● The task
Gather up every line that includes the string "National".

● Listed records

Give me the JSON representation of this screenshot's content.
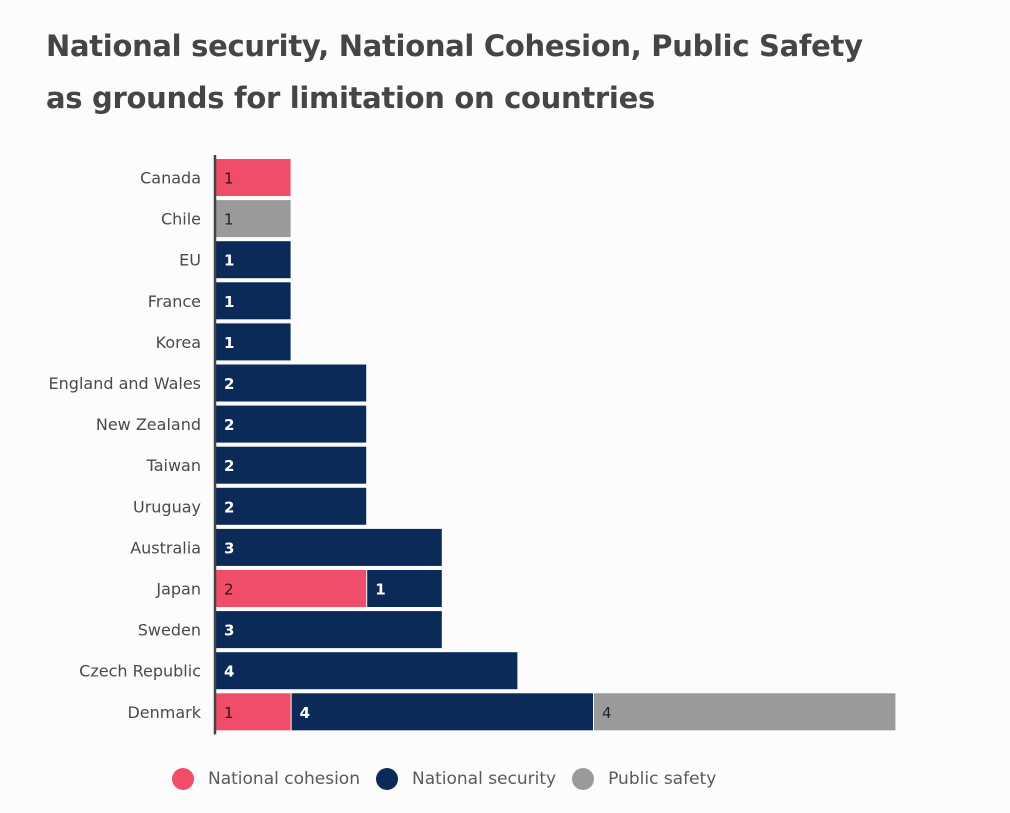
{
  "chart_data": {
    "type": "bar",
    "orientation": "horizontal",
    "stacked": true,
    "title": "National security, National Cohesion, Public Safety as grounds for limitation on countries",
    "title_lines": [
      "National security, National Cohesion, Public Safety",
      "as grounds for limitation on countries"
    ],
    "xlabel": "",
    "ylabel": "",
    "xlim": [
      0,
      9
    ],
    "grid": false,
    "legend_position": "bottom",
    "categories": [
      "Canada",
      "Chile",
      "EU",
      "France",
      "Korea",
      "England and Wales",
      "New Zealand",
      "Taiwan",
      "Uruguay",
      "Australia",
      "Japan",
      "Sweden",
      "Czech Republic",
      "Denmark"
    ],
    "series": [
      {
        "name": "National cohesion",
        "color": "#f04d6b",
        "label_color": "#3a1018",
        "values": [
          1,
          0,
          0,
          0,
          0,
          0,
          0,
          0,
          0,
          0,
          2,
          0,
          0,
          1
        ]
      },
      {
        "name": "National security",
        "color": "#0b2a58",
        "label_color": "#ffffff",
        "values": [
          0,
          0,
          1,
          1,
          1,
          2,
          2,
          2,
          2,
          3,
          1,
          3,
          4,
          4
        ]
      },
      {
        "name": "Public safety",
        "color": "#9a9a9a",
        "label_color": "#222222",
        "values": [
          0,
          1,
          0,
          0,
          0,
          0,
          0,
          0,
          0,
          0,
          0,
          0,
          0,
          4
        ]
      }
    ]
  }
}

● Solution to this problem
    "title": "National security, National Cohesion, Public Safety as grounds for limitation on countries",
      "National security, National Cohesion, Public Safety",
        "name": "National cohesion",
        "name": "National security",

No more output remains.